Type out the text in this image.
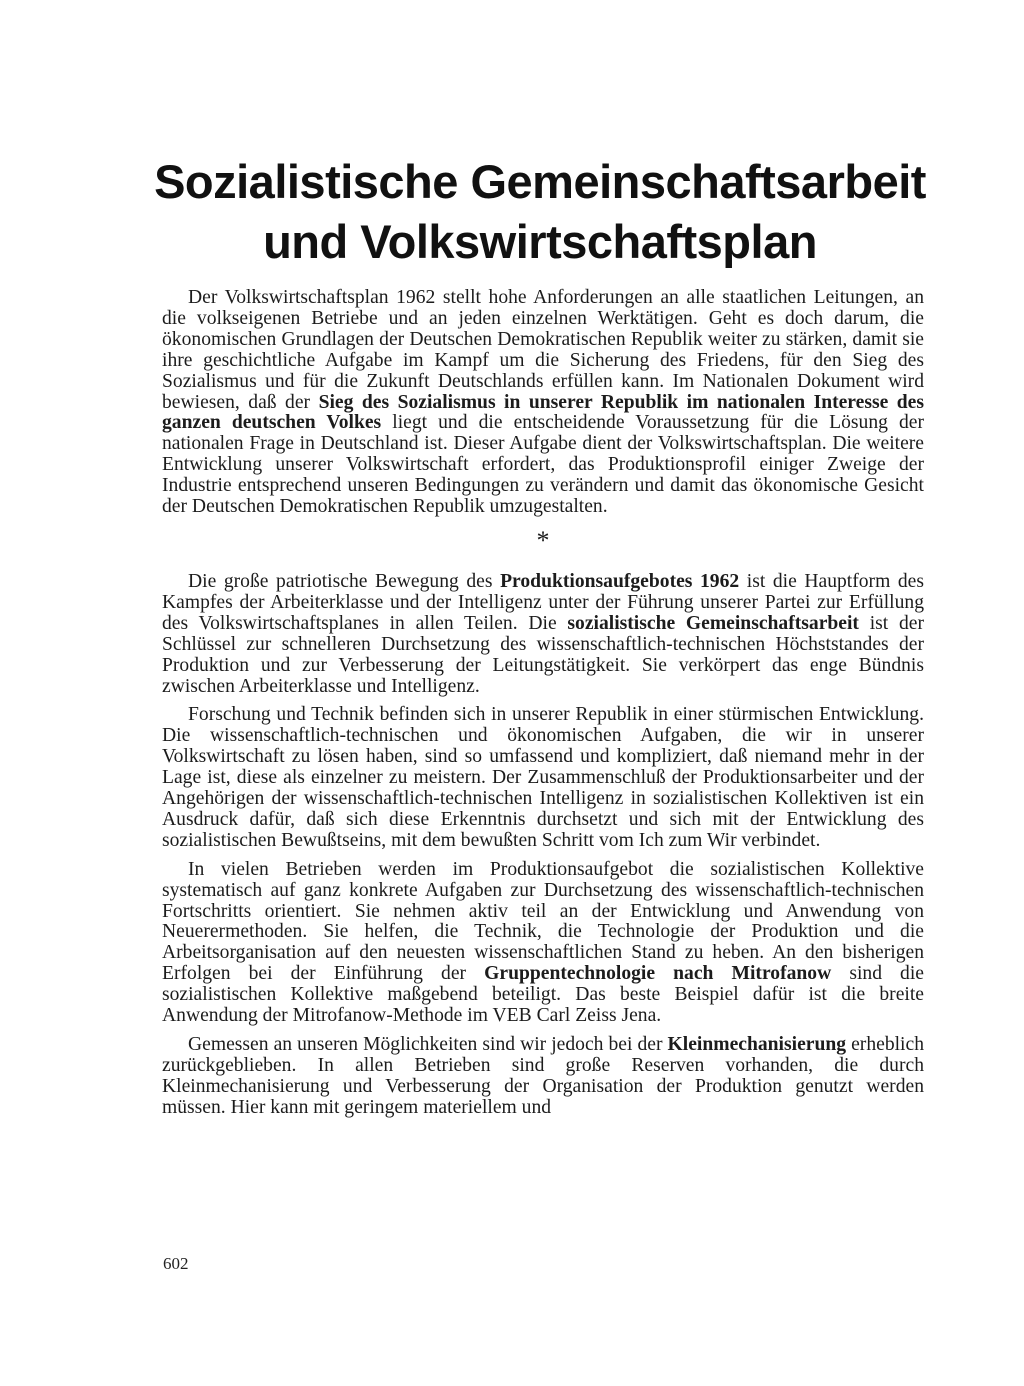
Sozialistische Gemeinschaftsarbeit
und Volkswirtschaftsplan

Der Volkswirtschaftsplan 1962 stellt hohe Anforderungen an alle staatlichen Leitungen, an die volkseigenen Betriebe und an jeden einzelnen Werktätigen. Geht es doch darum, die ökonomischen Grundlagen der Deutschen Demokratischen Republik weiter zu stärken, damit sie ihre geschichtliche Aufgabe im Kampf um die Sicherung des Friedens, für den Sieg des Sozialismus und für die Zukunft Deutschlands erfüllen kann. Im Nationalen Dokument wird bewiesen, daß der Sieg des Sozialismus in unserer Republik im nationalen Interesse des ganzen deutschen Volkes liegt und die entscheidende Voraussetzung für die Lösung der nationalen Frage in Deutschland ist. Dieser Aufgabe dient der Volkswirtschaftsplan. Die weitere Entwicklung unserer Volkswirtschaft erfordert, das Produktionsprofil einiger Zweige der Industrie entsprechend unseren Bedingungen zu verändern und damit das ökonomische Gesicht der Deutschen Demokratischen Republik umzugestalten.

*

Die große patriotische Bewegung des Produktionsaufgebotes 1962 ist die Hauptform des Kampfes der Arbeiterklasse und der Intelligenz unter der Führung unserer Partei zur Erfüllung des Volkswirtschaftsplanes in allen Teilen. Die sozialistische Gemeinschaftsarbeit ist der Schlüssel zur schnelleren Durchsetzung des wissenschaftlich-technischen Höchststandes der Produktion und zur Verbesserung der Leitungstätigkeit. Sie verkörpert das enge Bündnis zwischen Arbeiterklasse und Intelligenz.

Forschung und Technik befinden sich in unserer Republik in einer stürmischen Entwicklung. Die wissenschaftlich-technischen und ökonomischen Aufgaben, die wir in unserer Volkswirtschaft zu lösen haben, sind so umfassend und kompliziert, daß niemand mehr in der Lage ist, diese als einzelner zu meistern. Der Zusammenschluß der Produktionsarbeiter und der Angehörigen der wissenschaftlich-technischen Intelligenz in sozialistischen Kollektiven ist ein Ausdruck dafür, daß sich diese Erkenntnis durchsetzt und sich mit der Entwicklung des sozialistischen Bewußtseins, mit dem bewußten Schritt vom Ich zum Wir verbindet.

In vielen Betrieben werden im Produktionsaufgebot die sozialistischen Kollektive systematisch auf ganz konkrete Aufgaben zur Durchsetzung des wissenschaftlich-technischen Fortschritts orientiert. Sie nehmen aktiv teil an der Entwicklung und Anwendung von Neuerermethoden. Sie helfen, die Technik, die Technologie der Produktion und die Arbeitsorganisation auf den neuesten wissenschaftlichen Stand zu heben. An den bisherigen Erfolgen bei der Einführung der Gruppentechnologie nach Mitrofanow sind die sozialistischen Kollektive maßgebend beteiligt. Das beste Beispiel dafür ist die breite Anwendung der Mitrofanow-Methode im VEB Carl Zeiss Jena.

Gemessen an unseren Möglichkeiten sind wir jedoch bei der Kleinmechanisierung erheblich zurückgeblieben. In allen Betrieben sind große Reserven vorhanden, die durch Kleinmechanisierung und Verbesserung der Organisation der Produktion genutzt werden müssen. Hier kann mit geringem materiellem und

602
^^^^^^^^
Your goal
Pictures stay out; repeat all the rest of the records exactly.

In response
Type out the text in this image.
Sozialistische Gemeinschaftsarbeit
und Volkswirtschaftsplan

Der Volkswirtschaftsplan 1962 stellt hohe Anforderungen an alle staatlichen Leitungen, an die volkseigenen Betriebe und an jeden einzelnen Werktätigen. Geht es doch darum, die ökonomischen Grundlagen der Deutschen Demokratischen Republik weiter zu stärken, damit sie ihre geschichtliche Aufgabe im Kampf um die Sicherung des Friedens, für den Sieg des Sozialismus und für die Zukunft Deutschlands erfüllen kann. Im Nationalen Dokument wird bewiesen, daß der Sieg des Sozialismus in unserer Republik im nationalen Interesse des ganzen deutschen Volkes liegt und die entscheidende Voraussetzung für die Lösung der nationalen Frage in Deutschland ist. Dieser Aufgabe dient der Volkswirtschaftsplan. Die weitere Entwicklung unserer Volkswirtschaft erfordert, das Produktionsprofil einiger Zweige der Industrie entsprechend unseren Bedingungen zu verändern und damit das ökonomische Gesicht der Deutschen Demokratischen Republik umzugestalten.

*

Die große patriotische Bewegung des Produktionsaufgebotes 1962 ist die Hauptform des Kampfes der Arbeiterklasse und der Intelligenz unter der Führung unserer Partei zur Erfüllung des Volkswirtschaftsplanes in allen Teilen. Die sozialistische Gemeinschaftsarbeit ist der Schlüssel zur schnelleren Durchsetzung des wissenschaftlich-technischen Höchststandes der Produktion und zur Verbesserung der Leitungstätigkeit. Sie verkörpert das enge Bündnis zwischen Arbeiterklasse und Intelligenz.

Forschung und Technik befinden sich in unserer Republik in einer stürmischen Entwicklung. Die wissenschaftlich-technischen und ökonomischen Aufgaben, die wir in unserer Volkswirtschaft zu lösen haben, sind so umfassend und kompliziert, daß niemand mehr in der Lage ist, diese als einzelner zu meistern. Der Zusammenschluß der Produktionsarbeiter und der Angehörigen der wissenschaftlich-technischen Intelligenz in sozialistischen Kollektiven ist ein Ausdruck dafür, daß sich diese Erkenntnis durchsetzt und sich mit der Entwicklung des sozialistischen Bewußtseins, mit dem bewußten Schritt vom Ich zum Wir verbindet.

In vielen Betrieben werden im Produktionsaufgebot die sozialistischen Kollektive systematisch auf ganz konkrete Aufgaben zur Durchsetzung des wissenschaftlich-technischen Fortschritts orientiert. Sie nehmen aktiv teil an der Entwicklung und Anwendung von Neuerermethoden. Sie helfen, die Technik, die Technologie der Produktion und die Arbeitsorganisation auf den neuesten wissenschaftlichen Stand zu heben. An den bisherigen Erfolgen bei der Einführung der Gruppentechnologie nach Mitrofanow sind die sozialistischen Kollektive maßgebend beteiligt. Das beste Beispiel dafür ist die breite Anwendung der Mitrofanow-Methode im VEB Carl Zeiss Jena.

Gemessen an unseren Möglichkeiten sind wir jedoch bei der Kleinmechanisierung erheblich zurückgeblieben. In allen Betrieben sind große Reserven vorhanden, die durch Kleinmechanisierung und Verbesserung der Organisation der Produktion genutzt werden müssen. Hier kann mit geringem materiellem und

602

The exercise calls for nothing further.